▶ **Exercise goal**
Set down the full listing exactly, character for character.

• • • • • • •

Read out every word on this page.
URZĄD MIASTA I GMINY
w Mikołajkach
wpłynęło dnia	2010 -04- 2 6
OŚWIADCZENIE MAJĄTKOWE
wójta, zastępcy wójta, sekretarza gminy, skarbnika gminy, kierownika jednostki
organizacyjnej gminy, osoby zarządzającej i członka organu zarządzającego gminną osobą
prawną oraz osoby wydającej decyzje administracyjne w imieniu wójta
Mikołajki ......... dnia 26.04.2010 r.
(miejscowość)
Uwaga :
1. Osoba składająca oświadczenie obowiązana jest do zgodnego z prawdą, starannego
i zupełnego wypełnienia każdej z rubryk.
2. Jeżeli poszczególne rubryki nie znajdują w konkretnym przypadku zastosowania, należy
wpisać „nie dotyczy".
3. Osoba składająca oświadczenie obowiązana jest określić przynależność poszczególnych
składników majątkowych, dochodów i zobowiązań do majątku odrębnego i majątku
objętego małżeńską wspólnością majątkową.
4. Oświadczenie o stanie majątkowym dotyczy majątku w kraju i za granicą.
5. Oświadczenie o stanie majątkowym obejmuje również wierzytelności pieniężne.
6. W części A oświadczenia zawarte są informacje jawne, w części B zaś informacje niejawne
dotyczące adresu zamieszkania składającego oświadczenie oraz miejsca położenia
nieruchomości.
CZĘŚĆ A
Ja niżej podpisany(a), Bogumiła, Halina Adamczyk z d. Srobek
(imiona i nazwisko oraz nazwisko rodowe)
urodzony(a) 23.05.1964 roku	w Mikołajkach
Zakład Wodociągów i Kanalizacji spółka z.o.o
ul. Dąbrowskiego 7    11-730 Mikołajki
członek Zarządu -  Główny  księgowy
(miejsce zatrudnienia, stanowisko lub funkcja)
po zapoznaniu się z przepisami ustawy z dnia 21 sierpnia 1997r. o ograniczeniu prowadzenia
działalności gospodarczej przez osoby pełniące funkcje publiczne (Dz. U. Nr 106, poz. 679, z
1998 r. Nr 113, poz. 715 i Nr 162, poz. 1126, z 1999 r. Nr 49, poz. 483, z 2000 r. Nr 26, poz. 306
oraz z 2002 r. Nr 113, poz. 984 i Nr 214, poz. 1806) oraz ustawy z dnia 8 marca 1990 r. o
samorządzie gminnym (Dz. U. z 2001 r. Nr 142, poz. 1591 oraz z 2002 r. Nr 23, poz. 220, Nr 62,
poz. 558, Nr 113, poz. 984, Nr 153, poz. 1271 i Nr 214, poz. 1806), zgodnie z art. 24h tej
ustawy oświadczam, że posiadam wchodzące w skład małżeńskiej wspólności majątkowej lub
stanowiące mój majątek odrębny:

• • • • • • •

▶ **Solution to the problem**
Read out every word on this page.
URZĄD MIASTA I GMINY
w Mikołajkach
wpłynęło dnia	2010 -04- 2 6
OŚWIADCZENIE MAJĄTKOWE
wójta, zastępcy wójta, sekretarza gminy, skarbnika gminy, kierownika jednostki
organizacyjnej gminy, osoby zarządzającej i członka organu zarządzającego gminną osobą
prawną oraz osoby wydającej decyzje administracyjne w imieniu wójta
Mikołajki ......... dnia 26.04.2010 r.
(miejscowość)
Uwaga :
1. Osoba składająca oświadczenie obowiązana jest do zgodnego z prawdą, starannego
i zupełnego wypełnienia każdej z rubryk.
2. Jeżeli poszczególne rubryki nie znajdują w konkretnym przypadku zastosowania, należy
wpisać „nie dotyczy".
3. Osoba składająca oświadczenie obowiązana jest określić przynależność poszczególnych
składników majątkowych, dochodów i zobowiązań do majątku odrębnego i majątku
objętego małżeńską wspólnością majątkową.
4. Oświadczenie o stanie majątkowym dotyczy majątku w kraju i za granicą.
5. Oświadczenie o stanie majątkowym obejmuje również wierzytelności pieniężne.
6. W części A oświadczenia zawarte są informacje jawne, w części B zaś informacje niejawne
dotyczące adresu zamieszkania składającego oświadczenie oraz miejsca położenia
nieruchomości.
CZĘŚĆ A
Ja niżej podpisany(a), Bogumiła, Halina Adamczyk z d. Srobek
(imiona i nazwisko oraz nazwisko rodowe)
urodzony(a) 23.05.1964 roku	w Mikołajkach
Zakład Wodociągów i Kanalizacji spółka z.o.o
ul. Dąbrowskiego 7    11-730 Mikołajki
członek Zarządu -  Główny  księgowy
(miejsce zatrudnienia, stanowisko lub funkcja)
po zapoznaniu się z przepisami ustawy z dnia 21 sierpnia 1997r. o ograniczeniu prowadzenia
działalności gospodarczej przez osoby pełniące funkcje publiczne (Dz. U. Nr 106, poz. 679, z
1998 r. Nr 113, poz. 715 i Nr 162, poz. 1126, z 1999 r. Nr 49, poz. 483, z 2000 r. Nr 26, poz. 306
oraz z 2002 r. Nr 113, poz. 984 i Nr 214, poz. 1806) oraz ustawy z dnia 8 marca 1990 r. o
samorządzie gminnym (Dz. U. z 2001 r. Nr 142, poz. 1591 oraz z 2002 r. Nr 23, poz. 220, Nr 62,
poz. 558, Nr 113, poz. 984, Nr 153, poz. 1271 i Nr 214, poz. 1806), zgodnie z art. 24h tej
ustawy oświadczam, że posiadam wchodzące w skład małżeńskiej wspólności majątkowej lub
stanowiące mój majątek odrębny:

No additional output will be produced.